• _Supplied data_
----
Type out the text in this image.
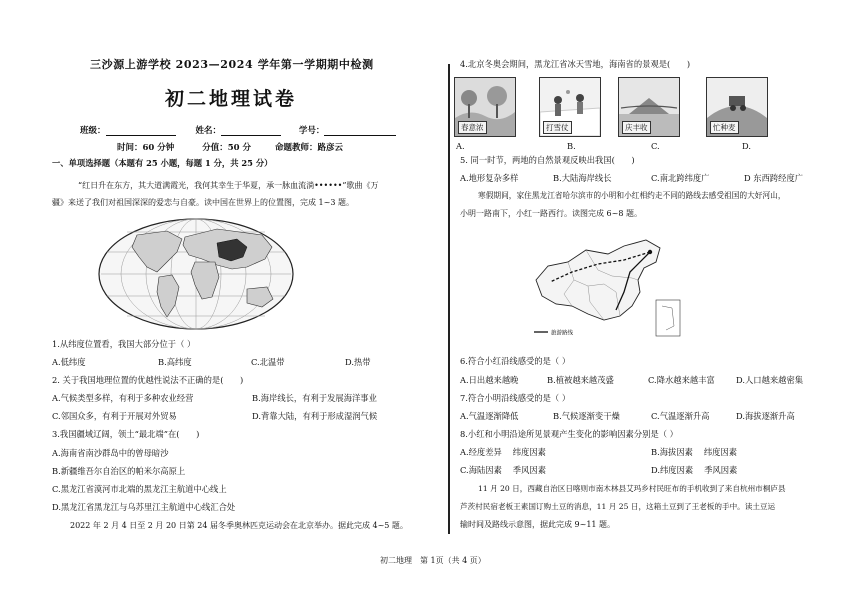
三沙源上游学校 2023—2024 学年第一学期期中检测
初二地理试卷
班级：	姓名：	学号：
时间：60 分钟	分值：50 分	命题教师：路彦云
一、单项选择题（本题有 25 小题，每题 1 分，共 25 分）
“红日升在东方，其大道满霞光，我何其幸生于华夏，承一脉血流淌••••••”歌曲《万
疆》来送了我们对祖国深深的爱恋与自豪。读中国在世界上的位置图，完成 1~3 题。
1.从纬度位置看，我国大部分位于（ ）
A.低纬度	B.高纬度	C.北温带	D.热带
2. 关于我国地理位置的优越性说法不正确的是(　　)
A.气候类型多样，有利于多种农业经营	B.海岸线长，有利于发展海洋事业
C.邻国众多，有利于开展对外贸易	D.背靠大陆，有利于形成湿润气候
3.我国疆域辽阔，领土“最北端”在(　　)
A.海南省南沙群岛中的曾母暗沙
B.新疆维吾尔自治区的帕米尔高原上
C.黑龙江省漠河市北端的黑龙江主航道中心线上
D.黑龙江省黑龙江与乌苏里江主航道中心线汇合处
2022 年 2 月 4 日至 2 月 20 日第 24 届冬季奥林匹克运动会在北京举办。据此完成 4~5 题。
4.北京冬奥会期间，黑龙江省冰天雪地，海南省的景观是(　　)
春意浓	打雪仗	庆丰收	忙种麦
A.	B.	C.	D.
5. 同一时节，两地的自然景观反映出我国(　　)
A.地形复杂多样	B.大陆海岸线长	C.南北跨纬度广	D 东西跨经度广
寒假期间，家住黑龙江省哈尔滨市的小明和小红相约走不同的路线去感受祖国的大好河山，
小明一路南下，小红一路西行。读图完成 6~8 题。
旅游路线
6.符合小红沿线感受的是（ ）
A.日出越来越晚	B.植被越来越茂盛	C.降水越来越丰富	D.人口越来越密集
7.符合小明沿线感受的是（ ）
A.气温逐渐降低	B.气候逐渐变干燥	C.气温逐渐升高	D.海拔逐渐升高
8.小红和小明沿途所见景观产生变化的影响因素分别是（ ）
A.经度差异　 纬度因素	B.海拔因素　 纬度因素
C.海陆因素　 季风因素	D.纬度因素　 季风因素
11 月 20 日，西藏自治区日喀则市南木林县艾玛乡村民旺布的手机收到了来自杭州市桐庐县
芦茨村民宿老板王素国订购土豆的消息，11 月 25 日，这箱土豆到了王老板的手中。读土豆运
输时间及路线示意图，据此完成 9~11 题。
初二地理　第 1页（共 4 页）
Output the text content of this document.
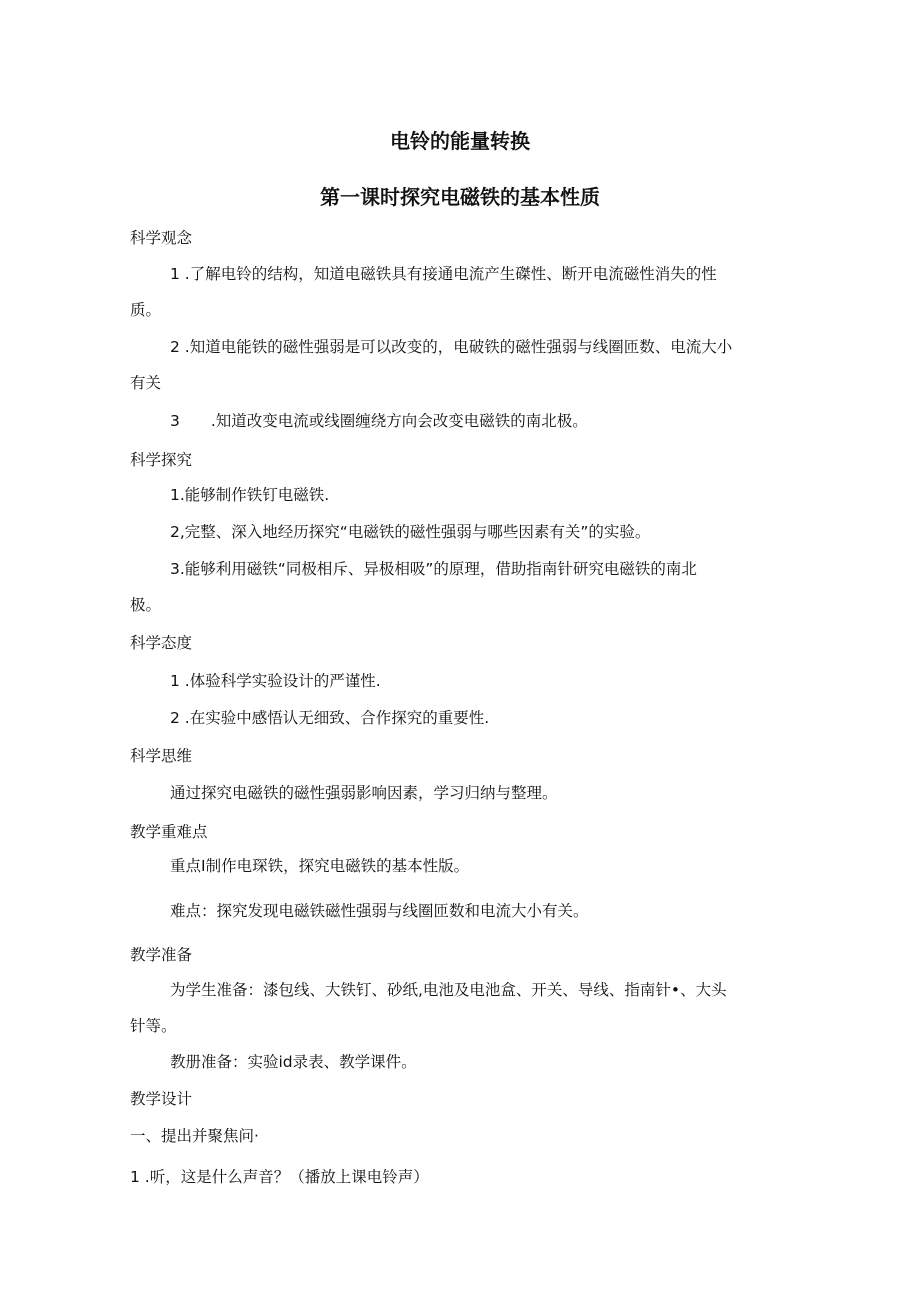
电铃的能量转换
第一课时探究电磁铁的基本性质
科学观念
1 .了解电铃的结构，知道电磁铁具有接通电流产生磔性、断开电流磁性消失的性
质。
2 .知道电能铁的磁性强弱是可以改变的，电破铁的磁性强弱与线圈匝数、电流大小
有关
3　　.知道改变电流或线圈缠绕方向会改变电磁铁的南北极。
科学探究
1.能够制作铁钉电磁铁.
2,完整、深入地经历探究“电磁铁的磁性强弱与哪些因素有关”的实验。
3.能够利用磁铁“同极相斥、异极相吸”的原理，借助指南针研究电磁铁的南北
极。
科学态度
1 .体验科学实验设计的严谨性.
2 .在实验中感悟认无细致、合作探究的重要性.
科学思维
通过探究电磁铁的磁性强弱影响因素，学习归纳与整理。
教学重难点
重点I制作电琛铁，探究电磁铁的基本性版。
难点：探究发现电磁铁磁性强弱与线圈匝数和电流大小有关。
教学准备
为学生准备：漆包线、大铁钉、砂纸,电池及电池盒、开关、导线、指南针•、大头
针等。
教册准备：实验id录表、教学课件。
教学设计
一、提出并聚焦问·
1 .听，这是什么声音？（播放上课电铃声）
----
Give the material again exactly as it is, but keep the pictures out.

Type out the text in this image.
三沙源上游学校 2023—2024 学年第一学期期中检测
初二地理试卷
班级：	姓名：	学号：
时间：60 分钟	分值：50 分	命题教师：路彦云
一、单项选择题（本题有 25 小题，每题 1 分，共 25 分）
“红日升在东方，其大道满霞光，我何其幸生于华夏，承一脉血流淌••••••”歌曲《万
疆》来送了我们对祖国深深的爱恋与自豪。读中国在世界上的位置图，完成 1~3 题。
1.从纬度位置看，我国大部分位于（ ）
A.低纬度	B.高纬度	C.北温带	D.热带
2. 关于我国地理位置的优越性说法不正确的是(　　)
A.气候类型多样，有利于多种农业经营	B.海岸线长，有利于发展海洋事业
C.邻国众多，有利于开展对外贸易	D.背靠大陆，有利于形成湿润气候
3.我国疆域辽阔，领土“最北端”在(　　)
A.海南省南沙群岛中的曾母暗沙
B.新疆维吾尔自治区的帕米尔高原上
C.黑龙江省漠河市北端的黑龙江主航道中心线上
D.黑龙江省黑龙江与乌苏里江主航道中心线汇合处
2022 年 2 月 4 日至 2 月 20 日第 24 届冬季奥林匹克运动会在北京举办。据此完成 4~5 题。
4.北京冬奥会期间，黑龙江省冰天雪地，海南省的景观是(　　)
春意浓	打雪仗	庆丰收	忙种麦
A.	B.	C.	D.
5. 同一时节，两地的自然景观反映出我国(　　)
A.地形复杂多样	B.大陆海岸线长	C.南北跨纬度广	D 东西跨经度广
寒假期间，家住黑龙江省哈尔滨市的小明和小红相约走不同的路线去感受祖国的大好河山，
小明一路南下，小红一路西行。读图完成 6~8 题。
旅游路线
6.符合小红沿线感受的是（ ）
A.日出越来越晚	B.植被越来越茂盛	C.降水越来越丰富	D.人口越来越密集
7.符合小明沿线感受的是（ ）
A.气温逐渐降低	B.气候逐渐变干燥	C.气温逐渐升高	D.海拔逐渐升高
8.小红和小明沿途所见景观产生变化的影响因素分别是（ ）
A.经度差异　 纬度因素	B.海拔因素　 纬度因素
C.海陆因素　 季风因素	D.纬度因素　 季风因素
11 月 20 日，西藏自治区日喀则市南木林县艾玛乡村民旺布的手机收到了来自杭州市桐庐县
芦茨村民宿老板王素国订购土豆的消息，11 月 25 日，这箱土豆到了王老板的手中。读土豆运
输时间及路线示意图，据此完成 9~11 题。
初二地理　第 1页（共 4 页）
Output the text content of this document.
电铃的能量转换
第一课时探究电磁铁的基本性质
科学观念
1 .了解电铃的结构，知道电磁铁具有接通电流产生磔性、断开电流磁性消失的性
质。
2 .知道电能铁的磁性强弱是可以改变的，电破铁的磁性强弱与线圈匝数、电流大小
有关
3　　.知道改变电流或线圈缠绕方向会改变电磁铁的南北极。
科学探究
1.能够制作铁钉电磁铁.
2,完整、深入地经历探究“电磁铁的磁性强弱与哪些因素有关”的实验。
3.能够利用磁铁“同极相斥、异极相吸”的原理，借助指南针研究电磁铁的南北
极。
科学态度
1 .体验科学实验设计的严谨性.
2 .在实验中感悟认无细致、合作探究的重要性.
科学思维
通过探究电磁铁的磁性强弱影响因素，学习归纳与整理。
教学重难点
重点I制作电琛铁，探究电磁铁的基本性版。
难点：探究发现电磁铁磁性强弱与线圈匝数和电流大小有关。
教学准备
为学生准备：漆包线、大铁钉、砂纸,电池及电池盒、开关、导线、指南针•、大头
针等。
教册准备：实验id录表、教学课件。
教学设计
一、提出并聚焦问·
1 .听，这是什么声音？（播放上课电铃声）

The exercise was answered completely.